__Given data__.
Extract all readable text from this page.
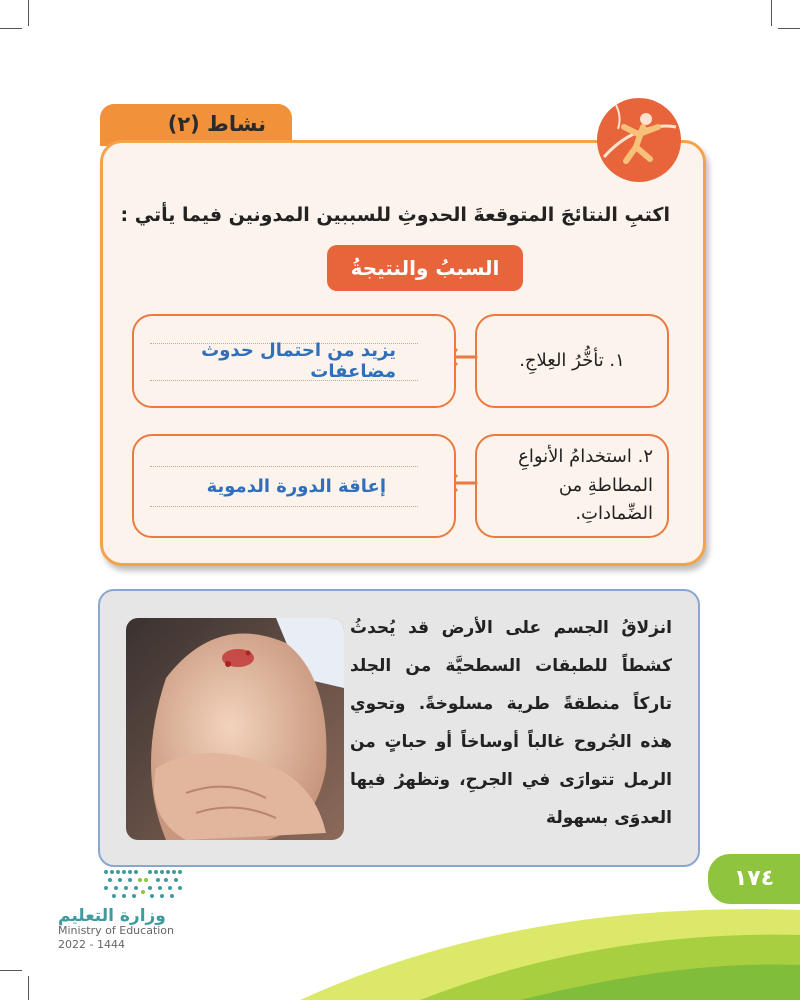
نشاط (٢)
اكتبِ النتائجَ المتوقعةَ الحدوثِ للسببين المدونين فيما يأتي :
السببُ والنتيجةُ
١. تأخُّرُ العِلاجِ.
يزيد من احتمال حدوث مضاعفات
٢. استخدامُ الأنواعِ المطاطةِ من الضِّماداتِ.
إعاقة الدورة الدموية
انزلاقُ الجسم على الأرض قد يُحدثُ كشطاً للطبقات السطحيَّة من الجلد تاركاً منطقةً طرية مسلوخةً. وتحوي هذه الجُروح غالباً أوساخاً أو حباتٍ من الرمل تتوارَى في الجرحِ، وتظهرُ فيها العدوَى بسهولة
١٧٤
وزارة التعليم
Ministry of Education
2022 - 1444
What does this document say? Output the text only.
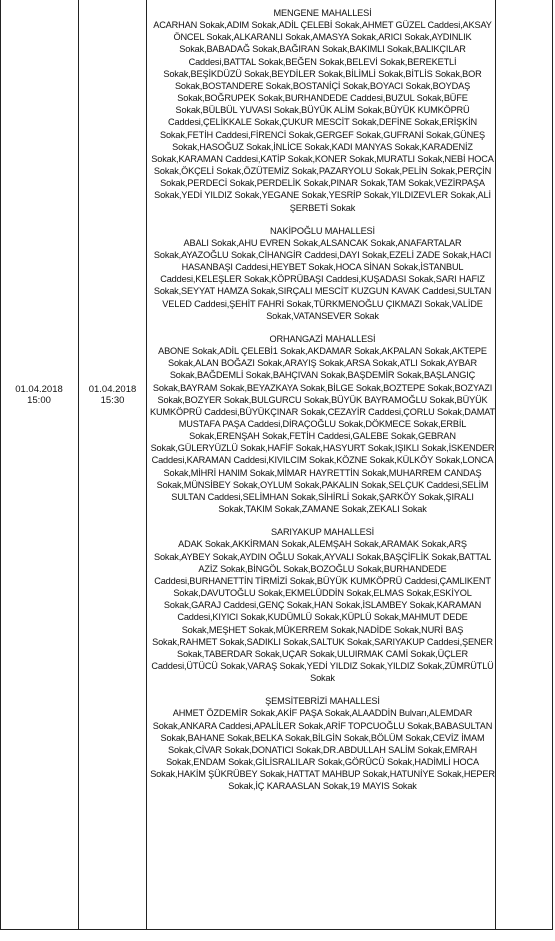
01.04.2018
15:00
01.04.2018
15:30
MENGENE MAHALLESİ
ACARHAN Sokak,ADIM Sokak,ADİL ÇELEBİ Sokak,AHMET GÜZEL Caddesi,AKSAY ÖNCEL Sokak,ALKARANLI Sokak,AMASYA Sokak,ARICI Sokak,AYDINLIK Sokak,BABADAĞ Sokak,BAĞIRAN Sokak,BAKIMLI Sokak,BALIKÇILAR Caddesi,BATTAL Sokak,BEĞEN Sokak,BELEVİ Sokak,BEREKETLİ Sokak,BEŞİKDÜZÜ Sokak,BEYDİLER Sokak,BİLİMLİ Sokak,BİTLİS Sokak,BOR Sokak,BOSTANDERE Sokak,BOSTANİÇİ Sokak,BOYACI Sokak,BOYDAŞ Sokak,BOĞRUPEK Sokak,BURHANDEDE Caddesi,BUZUL Sokak,BÜFE Sokak,BÜLBÜL YUVASI Sokak,BÜYÜK ALİM Sokak,BÜYÜK KUMKÖPRÜ Caddesi,ÇELİKKALE Sokak,ÇUKUR MESCİT Sokak,DEFİNE Sokak,ERİŞKİN Sokak,FETİH Caddesi,FİRENCİ Sokak,GERGEF Sokak,GUFRANİ Sokak,GÜNEŞ Sokak,HASOĞUZ Sokak,İNLİCE Sokak,KADI MANYAS Sokak,KARADENİZ Sokak,KARAMAN Caddesi,KATİP Sokak,KONER Sokak,MURATLI Sokak,NEBİ HOCA Sokak,ÖKÇELİ Sokak,ÖZÜTEMİZ Sokak,PAZARYOLU Sokak,PELİN Sokak,PERÇİN Sokak,PERDECİ Sokak,PERDELİK Sokak,PINAR Sokak,TAM Sokak,VEZİRPAŞA Sokak,YEDİ YILDIZ Sokak,YEGANE Sokak,YESRİP Sokak,YILDIZEVLER Sokak,ALİ ŞERBETİ Sokak
NAKİPOĞLU MAHALLESİ
ABALI Sokak,AHU EVREN Sokak,ALSANCAK Sokak,ANAFARTALAR Sokak,AYAZOĞLU Sokak,CİHANGİR Caddesi,DAYI Sokak,EZELİ ZADE Sokak,HACI HASANBAŞI Caddesi,HEYBET Sokak,HOCA SİNAN Sokak,İSTANBUL Caddesi,KELEŞLER Sokak,KÖPRÜBAŞI Caddesi,KUŞADASI Sokak,SARI HAFIZ Sokak,SEYYAT HAMZA Sokak,SIRÇALI MESCİT KUZGUN KAVAK Caddesi,SULTAN VELED Caddesi,ŞEHİT FAHRİ Sokak,TÜRKMENOĞLU ÇIKMAZI Sokak,VALİDE Sokak,VATANSEVER Sokak
ORHANGAZİ MAHALLESİ
ABONE Sokak,ADİL ÇELEBİ1 Sokak,AKDAMAR Sokak,AKPALAN Sokak,AKTEPE Sokak,ALAN BOĞAZI Sokak,ARAYIŞ Sokak,ARSA Sokak,ATLI Sokak,AYBAR Sokak,BAĞDEMLİ Sokak,BAHÇIVAN Sokak,BAŞDEMİR Sokak,BAŞLANGIÇ Sokak,BAYRAM Sokak,BEYAZKAYA Sokak,BİLGE Sokak,BOZTEPE Sokak,BOZYAZI Sokak,BOZYER Sokak,BULGURCU Sokak,BÜYÜK BAYRAMOĞLU Sokak,BÜYÜK KUMKÖPRÜ Caddesi,BÜYÜKÇINAR Sokak,CEZAYİR Caddesi,ÇORLU Sokak,DAMAT MUSTAFA PAŞA Caddesi,DİRAÇOĞLU Sokak,DÖKMECE Sokak,ERBİL Sokak,ERENŞAH Sokak,FETİH Caddesi,GALEBE Sokak,GEBRAN Sokak,GÜLERYÜZLÜ Sokak,HAFİF Sokak,HASYURT Sokak,IŞIKLI Sokak,İSKENDER Caddesi,KARAMAN Caddesi,KIVILCIM Sokak,KÖZNE Sokak,KÜLKÖY Sokak,LONCA Sokak,MİHRİ HANIM Sokak,MİMAR HAYRETTİN Sokak,MUHARREM CANDAŞ Sokak,MÜNSİBEY Sokak,OYLUM Sokak,PAKALIN Sokak,SELÇUK Caddesi,SELİM SULTAN Caddesi,SELİMHAN Sokak,SİHİRLİ Sokak,ŞARKÖY Sokak,ŞIRALI Sokak,TAKIM Sokak,ZAMANE Sokak,ZEKALI Sokak
SARIYAKUP MAHALLESİ
ADAK Sokak,AKKİRMAN Sokak,ALEMŞAH Sokak,ARAMAK Sokak,ARŞ Sokak,AYBEY Sokak,AYDIN OĞLU Sokak,AYVALI Sokak,BAŞÇİFLİK Sokak,BATTAL AZİZ Sokak,BİNGÖL Sokak,BOZOĞLU Sokak,BURHANDEDE Caddesi,BURHANETTİN TİRMİZİ Sokak,BÜYÜK KUMKÖPRÜ Caddesi,ÇAMLIKENT Sokak,DAVUTOĞLU Sokak,EKMELÜDDİN Sokak,ELMAS Sokak,ESKİYOL Sokak,GARAJ Caddesi,GENÇ Sokak,HAN Sokak,İSLAMBEY Sokak,KARAMAN Caddesi,KIYICI Sokak,KUDÜMLÜ Sokak,KÜPLÜ Sokak,MAHMUT DEDE Sokak,MEŞHET Sokak,MÜKERREM Sokak,NADİDE Sokak,NURİ BAŞ Sokak,RAHMET Sokak,SADIKLI Sokak,SALTUK Sokak,SARIYAKUP Caddesi,ŞENER Sokak,TABERDAR Sokak,UÇAR Sokak,ULUIRMAK CAMİ Sokak,ÜÇLER Caddesi,ÜTÜCÜ Sokak,VARAŞ Sokak,YEDİ YILDIZ Sokak,YILDIZ Sokak,ZÜMRÜTLÜ Sokak
ŞEMSİTEBRİZİ MAHALLESİ
AHMET ÖZDEMİR Sokak,AKİF PAŞA Sokak,ALAADDİN Bulvarı,ALEMDAR Sokak,ANKARA Caddesi,APALİLER Sokak,ARİF TOPCUOĞLU Sokak,BABASULTAN Sokak,BAHANE Sokak,BELKA Sokak,BİLGİN Sokak,BÖLÜM Sokak,CEVİZ İMAM Sokak,CİVAR Sokak,DONATICI Sokak,DR.ABDULLAH SALİM Sokak,EMRAH Sokak,ENDAM Sokak,GİLİSRALILAR Sokak,GÖRÜCÜ Sokak,HADİMLİ HOCA Sokak,HAKİM ŞÜKRÜBEY Sokak,HATTAT MAHBUP Sokak,HATUNİYE Sokak,HEPER Sokak,İÇ KARAASLAN Sokak,19 MAYIS Sokak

__Task brief__.
Find every line that holds "MAHALLESİ" and copy it.

__Answer for this exercise__.
MENGENE MAHALLESİ
NAKİPOĞLU MAHALLESİ
ORHANGAZİ MAHALLESİ
SARIYAKUP MAHALLESİ
ŞEMSİTEBRİZİ MAHALLESİ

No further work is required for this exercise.